### Your goal
Please turn the lines of the listing below into a numbered list, omitting blank lines and leaving out the pictures.

[Recorded information start]

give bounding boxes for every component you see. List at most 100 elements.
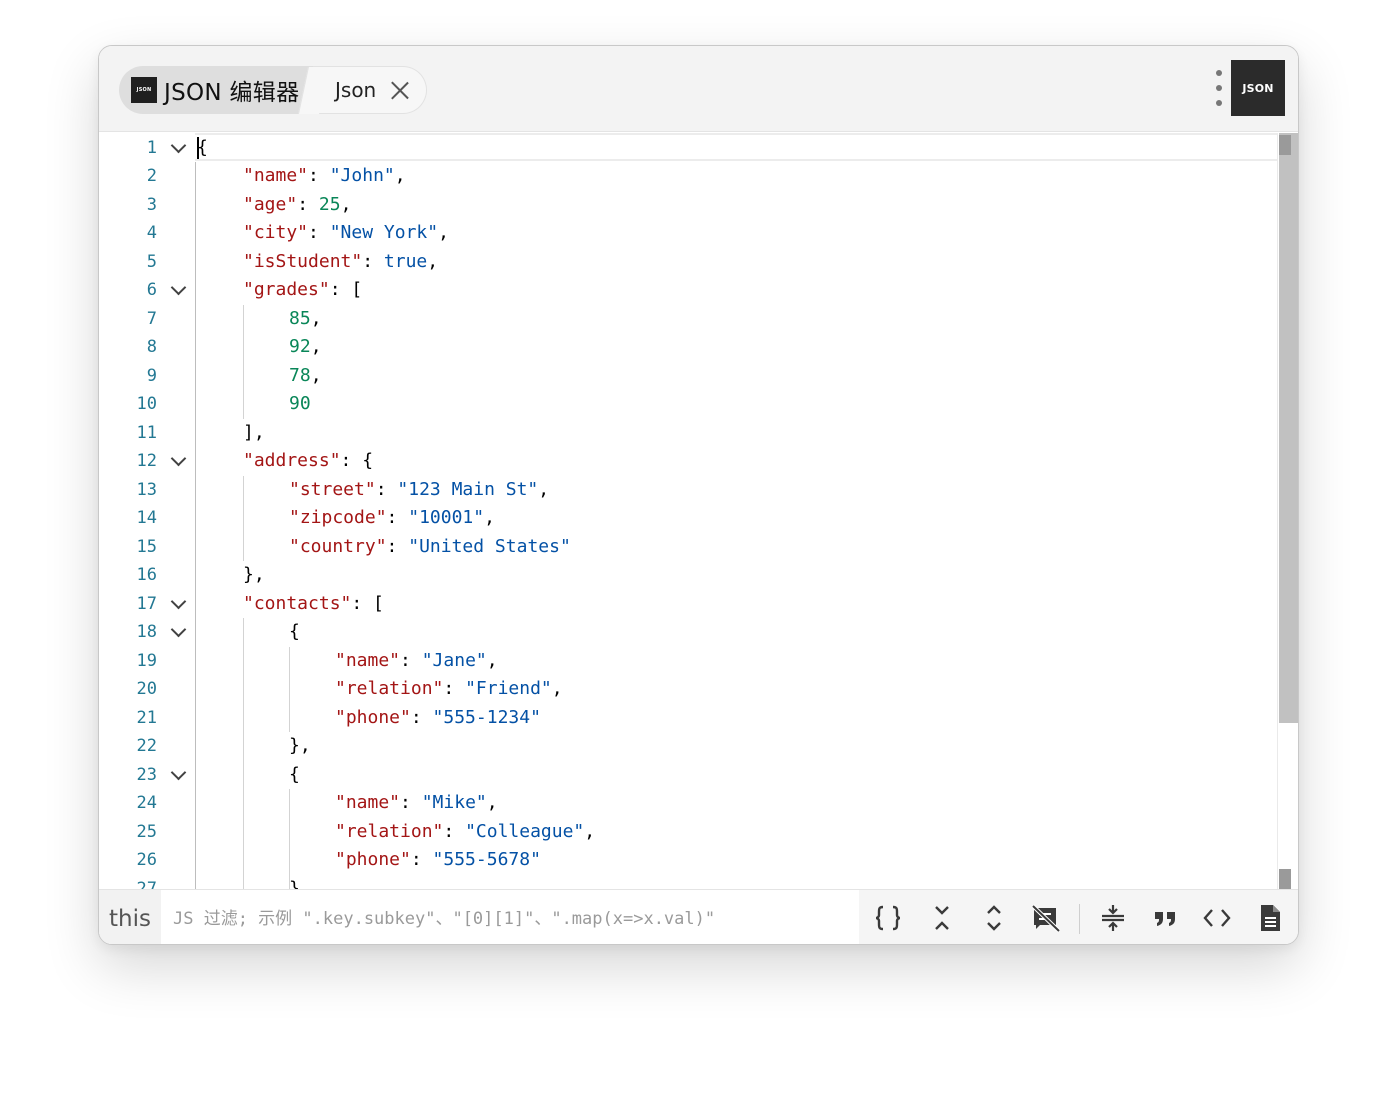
line-number: 26 <box>136 850 157 870</box>
code-token: : <box>362 250 384 272</box>
code-line[interactable]: }, <box>243 561 265 590</box>
format-button[interactable] <box>871 901 905 935</box>
line-number: 18 <box>136 622 157 642</box>
line-number: 25 <box>136 821 157 842</box>
code-line[interactable]: "age": 25, <box>243 191 351 220</box>
fold-chevron-icon[interactable] <box>169 618 189 647</box>
fold-chevron-icon[interactable] <box>169 447 189 476</box>
scrollbar-marker-bottom <box>1279 869 1291 889</box>
expand-icon <box>987 905 1001 931</box>
code-token: "relation" <box>335 820 444 842</box>
code-token: : <box>308 165 330 186</box>
code-line[interactable]: "relation": "Friend", <box>335 675 563 704</box>
code-line[interactable]: 85, <box>289 305 322 334</box>
fold-chevron-icon[interactable] <box>169 590 189 619</box>
code-editor[interactable]: 1 2 3 4 5 6 7 8 9 10 11 12 13 14 15 16 17 18 19 20 21 22 23 24 2… <box>99 133 1298 889</box>
code-line[interactable]: "isStudent": true, <box>243 248 438 277</box>
code-line[interactable]: 90 <box>289 390 311 419</box>
code-line[interactable]: "address": { <box>243 447 373 476</box>
collapse-icon <box>935 906 949 930</box>
code-line[interactable]: "city": "New York", <box>243 219 449 248</box>
code-line[interactable]: }, <box>289 732 311 761</box>
code-token: : <box>297 193 319 215</box>
code-token: "name" <box>243 165 309 186</box>
code-token: : <box>386 535 409 557</box>
code-line[interactable]: "country": "United States" <box>289 533 571 562</box>
code-token: "phone" <box>335 706 411 728</box>
code-token: "123 Main St" <box>397 478 539 500</box>
expand-all-button[interactable] <box>977 901 1011 935</box>
fold-chevron-icon[interactable] <box>169 761 189 790</box>
code-line[interactable]: "grades": [ <box>243 276 362 305</box>
code-token: : <box>443 678 466 699</box>
fold-chevron-icon[interactable] <box>169 276 189 305</box>
code-line[interactable]: { <box>289 618 300 647</box>
code-token: , <box>551 678 563 699</box>
code-line[interactable]: "contacts": [ <box>243 590 384 619</box>
json-app-icon: JSON <box>131 77 157 103</box>
fold-chevron-icon[interactable] <box>169 134 189 163</box>
code-token: 92 <box>289 336 311 357</box>
line-number: 9 <box>146 365 157 386</box>
code-token: "10001" <box>408 507 485 528</box>
toggle-comments-button[interactable] <box>1029 901 1063 935</box>
close-icon[interactable] <box>390 80 410 100</box>
code-line[interactable]: "phone": "555-1234" <box>335 704 541 733</box>
code-line[interactable]: "street": "123 Main St", <box>289 476 549 505</box>
code-token: }, <box>243 564 265 585</box>
indent-guide <box>289 789 290 889</box>
compress-button[interactable] <box>1096 901 1130 935</box>
indent-guide <box>243 475 244 561</box>
quote-icon <box>1155 912 1175 926</box>
code-line[interactable]: "name": "Jane", <box>335 647 498 676</box>
code-line[interactable]: "name": "Mike", <box>335 789 498 818</box>
code-line[interactable]: "name": "John", <box>243 162 406 191</box>
code-token: : <box>443 820 466 842</box>
code-line[interactable]: { <box>197 134 208 163</box>
this-label: this <box>99 890 161 944</box>
json-editor-window: JSON JSON 编辑器 Json JSON 1 2 3 4 5 6 7 8 9 10 11 12 1… <box>98 45 1299 945</box>
filter-input[interactable] <box>161 890 859 944</box>
code-token: , <box>340 193 352 215</box>
code-token: "New York" <box>329 222 439 243</box>
code-token: : { <box>340 450 374 471</box>
scrollbar-thumb[interactable] <box>1279 133 1298 723</box>
line-number: 14 <box>136 508 157 528</box>
indent-guide <box>195 161 196 889</box>
code-token: : <box>400 792 422 813</box>
braces-icon <box>875 905 901 931</box>
code-line[interactable]: 92, <box>289 333 322 362</box>
code-button[interactable] <box>1200 901 1234 935</box>
code-line[interactable]: 78, <box>289 362 322 391</box>
code-token: : <box>308 222 330 243</box>
code-line[interactable]: ], <box>243 419 265 448</box>
code-token: 90 <box>289 393 311 414</box>
code-token: "country" <box>289 535 387 557</box>
tab-json[interactable]: Json <box>313 66 427 114</box>
json-badge[interactable]: JSON <box>1231 60 1285 116</box>
code-token: "Friend" <box>465 678 552 699</box>
line-number: 21 <box>136 707 157 728</box>
code-area[interactable]: { "name": "John", "age": 25, "city": "New Y… <box>195 133 1277 889</box>
code-line[interactable]: }, <box>289 875 311 890</box>
code-token: "United States" <box>408 535 571 557</box>
code-token: "address" <box>243 450 341 471</box>
line-number: 24 <box>136 793 157 813</box>
code-line[interactable]: "relation": "Colleague", <box>335 818 595 847</box>
code-token: , <box>484 507 495 528</box>
comment-off-icon <box>1031 904 1061 933</box>
collapse-all-button[interactable] <box>925 901 959 935</box>
line-number: 8 <box>146 337 157 357</box>
kebab-menu-icon[interactable] <box>1211 70 1227 106</box>
code-line[interactable]: "phone": "555-5678" <box>335 846 541 875</box>
escape-quotes-button[interactable] <box>1148 901 1182 935</box>
line-number: 11 <box>136 422 157 443</box>
code-line[interactable]: { <box>289 761 300 790</box>
line-number: 5 <box>146 251 157 272</box>
document-button[interactable] <box>1253 901 1287 935</box>
code-token: "Jane" <box>421 649 487 671</box>
scrollbar-marker-top <box>1279 135 1291 155</box>
code-token: }, <box>289 877 311 890</box>
line-number: 1 <box>146 137 157 158</box>
code-line[interactable]: "zipcode": "10001", <box>289 504 495 533</box>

[Recorded information end]

### Result of the task
1. give bounding boxes for every component you see. List at most 100 elements.
2. line-number: 26 <box>136 850 157 870</box>
3. code-token: : <box>362 250 384 272</box>
4. code-line[interactable]: }, <box>243 561 265 590</box>
5. format-button[interactable] <box>871 901 905 935</box>
6. line-number: 18 <box>136 622 157 642</box>
7. line-number: 25 <box>136 821 157 842</box>
8. code-line[interactable]: "age": 25, <box>243 191 351 220</box>
9. fold-chevron-icon[interactable] <box>169 618 189 647</box>
10. fold-chevron-icon[interactable] <box>169 447 189 476</box>
11. scrollbar-marker-bottom <box>1279 869 1291 889</box>
12. expand-icon <box>987 905 1001 931</box>
13. code-token: "relation" <box>335 820 444 842</box>
14. code-token: : <box>308 165 330 186</box>
15. code-line[interactable]: "relation": "Friend", <box>335 675 563 704</box>
16. code-line[interactable]: 85, <box>289 305 322 334</box>
17. fold-chevron-icon[interactable] <box>169 590 189 619</box>
18. code-editor[interactable]: 1 2 3 4 5 6 7 8 9 10 11 12 13 14 15 16 17 18 19 20 21 22 23 24 2… <box>99 133 1298 889</box>
19. code-line[interactable]: "isStudent": true, <box>243 248 438 277</box>
20. code-line[interactable]: 90 <box>289 390 311 419</box>
21. code-line[interactable]: "address": { <box>243 447 373 476</box>
22. collapse-icon <box>935 906 949 930</box>
23. code-line[interactable]: "city": "New York", <box>243 219 449 248</box>
24. code-line[interactable]: }, <box>289 732 311 761</box>
25. code-token: : <box>297 193 319 215</box>
26. code-token: "name" <box>243 165 309 186</box>
27. code-token: : <box>386 535 409 557</box>
28. code-line[interactable]: "country": "United States" <box>289 533 571 562</box>
29. code-token: "phone" <box>335 706 411 728</box>
30. code-token: "123 Main St" <box>397 478 539 500</box>
31. expand-all-button[interactable] <box>977 901 1011 935</box>
32. fold-chevron-icon[interactable] <box>169 761 189 790</box>
33. code-line[interactable]: "grades": [ <box>243 276 362 305</box>
34. code-token: : <box>443 678 466 699</box>
35. fold-chevron-icon[interactable] <box>169 276 189 305</box>
36. code-line[interactable]: { <box>289 618 300 647</box>
37. code-token: , <box>551 678 563 699</box>
38. code-line[interactable]: "contacts": [ <box>243 590 384 619</box>
39. json-app-icon: JSON <box>131 77 157 103</box>
40. fold-chevron-icon[interactable] <box>169 134 189 163</box>
41. code-token: 92 <box>289 336 311 357</box>
42. line-number: 9 <box>146 365 157 386</box>
43. code-token: "10001" <box>408 507 485 528</box>
44. toggle-comments-button[interactable] <box>1029 901 1063 935</box>
45. close-icon[interactable] <box>390 80 410 100</box>
46. code-line[interactable]: "phone": "555-1234" <box>335 704 541 733</box>
47. code-line[interactable]: "street": "123 Main St", <box>289 476 549 505</box>
48. code-token: }, <box>243 564 265 585</box>
49. indent-guide <box>289 789 290 889</box>
50. compress-button[interactable] <box>1096 901 1130 935</box>
51. indent-guide <box>243 475 244 561</box>
52. quote-icon <box>1155 912 1175 926</box>
53. code-line[interactable]: "name": "Jane", <box>335 647 498 676</box>
54. code-line[interactable]: "name": "Mike", <box>335 789 498 818</box>
55. code-line[interactable]: "name": "John", <box>243 162 406 191</box>
56. code-token: : <box>443 820 466 842</box>
57. code-line[interactable]: { <box>197 134 208 163</box>
58. this-label: this <box>99 890 161 944</box>
59. json-editor-window: JSON JSON 编辑器 Json JSON 1 2 3 4 5 6 7 8 9 10 11 12 1… <box>98 45 1299 945</box>
60. filter-input[interactable] <box>161 890 859 944</box>
61. code-token: , <box>340 193 352 215</box>
62. code-token: "New York" <box>329 222 439 243</box>
63. code-token: : { <box>340 450 374 471</box>
64. scrollbar-thumb[interactable] <box>1279 133 1298 723</box>
65. line-number: 14 <box>136 508 157 528</box>
66. indent-guide <box>195 161 196 889</box>
67. code-token: : <box>400 792 422 813</box>
68. braces-icon <box>875 905 901 931</box>
69. code-line[interactable]: 92, <box>289 333 322 362</box>
70. code-button[interactable] <box>1200 901 1234 935</box>
71. code-line[interactable]: 78, <box>289 362 322 391</box>
72. code-token: : <box>308 222 330 243</box>
73. code-line[interactable]: ], <box>243 419 265 448</box>
74. code-token: 90 <box>289 393 311 414</box>
75. code-token: "country" <box>289 535 387 557</box>
76. tab-json[interactable]: Json <box>313 66 427 114</box>
77. json-badge[interactable]: JSON <box>1231 60 1285 116</box>
78. code-token: "Friend" <box>465 678 552 699</box>
79. line-number: 21 <box>136 707 157 728</box>
80. code-area[interactable]: { "name": "John", "age": 25, "city": "New Y… <box>195 133 1277 889</box>
81. code-line[interactable]: }, <box>289 875 311 890</box>
82. code-token: "United States" <box>408 535 571 557</box>
83. code-token: "address" <box>243 450 341 471</box>
84. line-number: 24 <box>136 793 157 813</box>
85. code-line[interactable]: "relation": "Colleague", <box>335 818 595 847</box>
86. code-token: , <box>484 507 495 528</box>
87. comment-off-icon <box>1031 904 1061 933</box>
88. collapse-all-button[interactable] <box>925 901 959 935</box>
89. line-number: 8 <box>146 337 157 357</box>
90. kebab-menu-icon[interactable] <box>1211 70 1227 106</box>
91. code-line[interactable]: "phone": "555-5678" <box>335 846 541 875</box>
92. escape-quotes-button[interactable] <box>1148 901 1182 935</box>
93. line-number: 11 <box>136 422 157 443</box>
94. code-line[interactable]: { <box>289 761 300 790</box>
95. line-number: 5 <box>146 251 157 272</box>
96. document-button[interactable] <box>1253 901 1287 935</box>
97. code-token: "Jane" <box>421 649 487 671</box>
98. scrollbar-marker-top <box>1279 135 1291 155</box>
99. code-token: }, <box>289 877 311 890</box>
100. line-number: 1 <box>146 137 157 158</box>
101. code-line[interactable]: "zipcode": "10001", <box>289 504 495 533</box>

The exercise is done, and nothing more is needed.